Entries with figure data:

·····

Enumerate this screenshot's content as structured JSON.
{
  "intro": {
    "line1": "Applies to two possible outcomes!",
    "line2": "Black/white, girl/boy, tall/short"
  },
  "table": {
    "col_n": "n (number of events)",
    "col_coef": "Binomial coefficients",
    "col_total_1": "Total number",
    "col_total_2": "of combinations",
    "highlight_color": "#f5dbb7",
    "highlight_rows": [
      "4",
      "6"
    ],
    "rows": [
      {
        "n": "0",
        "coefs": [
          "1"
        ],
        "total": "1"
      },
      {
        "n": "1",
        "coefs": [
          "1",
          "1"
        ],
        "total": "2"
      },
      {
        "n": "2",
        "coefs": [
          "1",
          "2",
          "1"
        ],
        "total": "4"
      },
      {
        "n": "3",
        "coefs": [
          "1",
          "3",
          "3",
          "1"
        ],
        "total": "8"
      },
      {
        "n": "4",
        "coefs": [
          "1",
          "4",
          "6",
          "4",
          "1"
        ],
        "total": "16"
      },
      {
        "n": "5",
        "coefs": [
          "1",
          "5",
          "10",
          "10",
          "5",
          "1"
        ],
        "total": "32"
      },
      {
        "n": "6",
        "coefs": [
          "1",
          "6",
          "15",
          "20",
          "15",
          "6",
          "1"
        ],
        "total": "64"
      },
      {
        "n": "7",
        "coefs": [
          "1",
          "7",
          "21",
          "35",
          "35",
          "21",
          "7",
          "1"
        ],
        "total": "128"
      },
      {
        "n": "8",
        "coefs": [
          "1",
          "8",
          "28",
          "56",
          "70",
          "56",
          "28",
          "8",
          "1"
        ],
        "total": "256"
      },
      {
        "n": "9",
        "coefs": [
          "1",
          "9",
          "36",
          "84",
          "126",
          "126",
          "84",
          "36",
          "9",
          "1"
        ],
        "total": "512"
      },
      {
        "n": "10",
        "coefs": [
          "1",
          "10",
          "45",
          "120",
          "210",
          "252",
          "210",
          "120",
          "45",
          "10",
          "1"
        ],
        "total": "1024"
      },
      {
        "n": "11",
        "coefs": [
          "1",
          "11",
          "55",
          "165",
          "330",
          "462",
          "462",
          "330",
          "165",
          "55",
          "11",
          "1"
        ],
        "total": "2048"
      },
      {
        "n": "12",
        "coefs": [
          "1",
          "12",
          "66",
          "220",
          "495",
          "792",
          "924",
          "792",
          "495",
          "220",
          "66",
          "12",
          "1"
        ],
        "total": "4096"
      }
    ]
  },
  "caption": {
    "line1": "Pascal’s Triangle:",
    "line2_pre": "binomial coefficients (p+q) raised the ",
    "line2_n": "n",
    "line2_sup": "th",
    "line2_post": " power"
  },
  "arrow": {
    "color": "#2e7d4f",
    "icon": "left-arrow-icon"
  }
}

·····

* EXERCISE GOAL
Write the material out again word for word.

* REPLY TO THE TASK
Enumerate this screenshot's content as structured JSON.
{
  "intro": {
    "line1": "Applies to two possible outcomes!",
    "line2": "Black/white, girl/boy, tall/short"
  },
  "table": {
    "col_n": "n (number of events)",
    "col_coef": "Binomial coefficients",
    "col_total_1": "Total number",
    "col_total_2": "of combinations",
    "highlight_color": "#f5dbb7",
    "highlight_rows": [
      "4",
      "6"
    ],
    "rows": [
      {
        "n": "0",
        "coefs": [
          "1"
        ],
        "total": "1"
      },
      {
        "n": "1",
        "coefs": [
          "1",
          "1"
        ],
        "total": "2"
      },
      {
        "n": "2",
        "coefs": [
          "1",
          "2",
          "1"
        ],
        "total": "4"
      },
      {
        "n": "3",
        "coefs": [
          "1",
          "3",
          "3",
          "1"
        ],
        "total": "8"
      },
      {
        "n": "4",
        "coefs": [
          "1",
          "4",
          "6",
          "4",
          "1"
        ],
        "total": "16"
      },
      {
        "n": "5",
        "coefs": [
          "1",
          "5",
          "10",
          "10",
          "5",
          "1"
        ],
        "total": "32"
      },
      {
        "n": "6",
        "coefs": [
          "1",
          "6",
          "15",
          "20",
          "15",
          "6",
          "1"
        ],
        "total": "64"
      },
      {
        "n": "7",
        "coefs": [
          "1",
          "7",
          "21",
          "35",
          "35",
          "21",
          "7",
          "1"
        ],
        "total": "128"
      },
      {
        "n": "8",
        "coefs": [
          "1",
          "8",
          "28",
          "56",
          "70",
          "56",
          "28",
          "8",
          "1"
        ],
        "total": "256"
      },
      {
        "n": "9",
        "coefs": [
          "1",
          "9",
          "36",
          "84",
          "126",
          "126",
          "84",
          "36",
          "9",
          "1"
        ],
        "total": "512"
      },
      {
        "n": "10",
        "coefs": [
          "1",
          "10",
          "45",
          "120",
          "210",
          "252",
          "210",
          "120",
          "45",
          "10",
          "1"
        ],
        "total": "1024"
      },
      {
        "n": "11",
        "coefs": [
          "1",
          "11",
          "55",
          "165",
          "330",
          "462",
          "462",
          "330",
          "165",
          "55",
          "11",
          "1"
        ],
        "total": "2048"
      },
      {
        "n": "12",
        "coefs": [
          "1",
          "12",
          "66",
          "220",
          "495",
          "792",
          "924",
          "792",
          "495",
          "220",
          "66",
          "12",
          "1"
        ],
        "total": "4096"
      }
    ]
  },
  "caption": {
    "line1": "Pascal’s Triangle:",
    "line2_pre": "binomial coefficients (p+q) raised the ",
    "line2_n": "n",
    "line2_sup": "th",
    "line2_post": " power"
  },
  "arrow": {
    "color": "#2e7d4f",
    "icon": "left-arrow-icon"
  }
}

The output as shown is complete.